[SET EXERCISE]
Continue the merger-agreement passage on converting Company MSUs into replacement awards, starting after its last sentence.

At the Effective Time, each award of market share units of the Company (“Company MSUs”) outstanding as of immediately prior to the Effective Time was automatically cancelled and converted into a restricted stock unit award with respect to the common equity in Parent, the Surviving Corporation or one of its subsidiaries or a direct or indirect parent entity of Parent (the “Replacement Company MSU Award”), with the number of shares or units covered by such Replacement Company MSU Award equal to the quotient of (i) the product of (A) the Per Share Price and (B) the total number of shares of Class A Common Stock subject to such Company MSU as of immediately prior to the Effective Time (with the performance factor based on the Per Share Price) and (ii) the fair market value of such share or unit as of the Effective Time. The Replacement Company MSU Award, subject to the holder’s continued service through the applicable vesting dates, vests and settles at the same time as the Company MSUs for which such Replacement Company MSU Award was exchanged would have vested and been settled pursuant to its terms, and otherwise generally has the same terms and conditions (including with respect to service-based vesting conditions but excluding any performance-based vesting conditions) as applied to the Company MSU for which it was exchanged.

[COLLECTED MATERIAL]
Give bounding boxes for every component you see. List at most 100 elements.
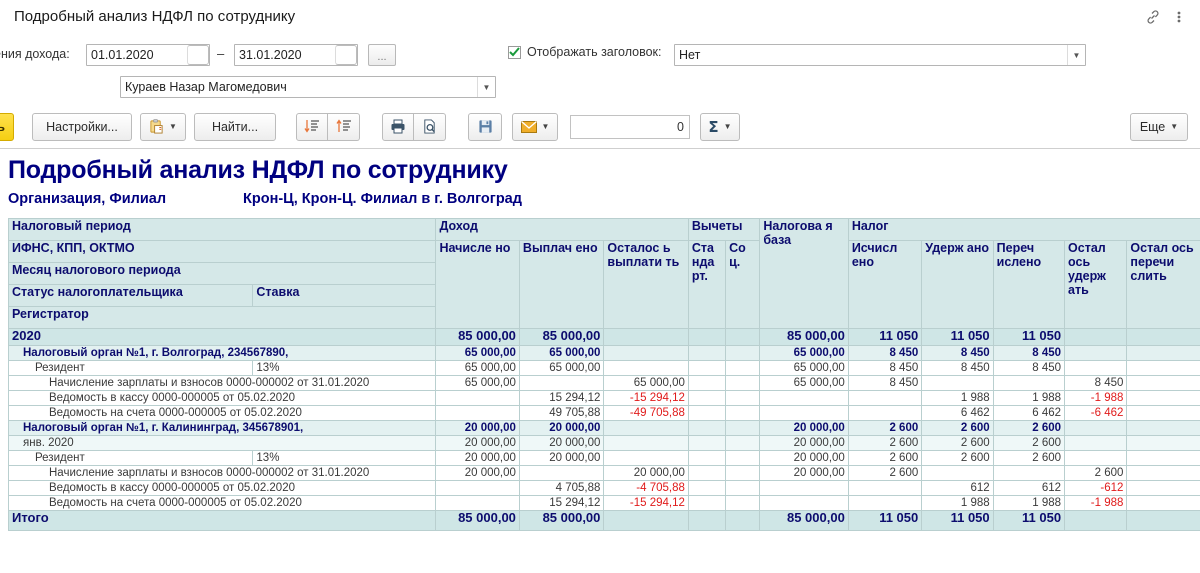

[EXERCISE RESULT]
At the Effective Time, each award of performance share units of the Company (“Company PSUs”) outstanding as of immediately prior to the Effective Time was automatically cancelled and converted into a performance stock unit award with respect to the common equity in Parent, the Surviving Corporation or one of its subsidiaries or a direct or indirect parent entity of Parent (the “Replacement Company PSU Award”), with the number of shares or units covered by such Replacement Company PSU Award equal to the quotient of (i) the product of (A) the Per Share Price and (B) the total number of shares of Class A Common Stock subject to such Company PSU as of immediately prior to the Effective Time (assuming target level of performance) and (ii) the fair market value of such share or unit as of the Effective Time. The Replacement Company PSU Award, subject to the holder’s continued service through the applicable vesting dates and satisfaction of the applicable performance condition applicable to such Company PSUs, vests and settles at the same time as the Company PSUs for which such Replacement Company PSU Award was exchanged would have vested and been settled pursuant to its terms, and otherwise generally has the same terms and conditions (including with respect to service-based and performance-based vesting conditions) as applied to the Company PSU for which it was exchanged.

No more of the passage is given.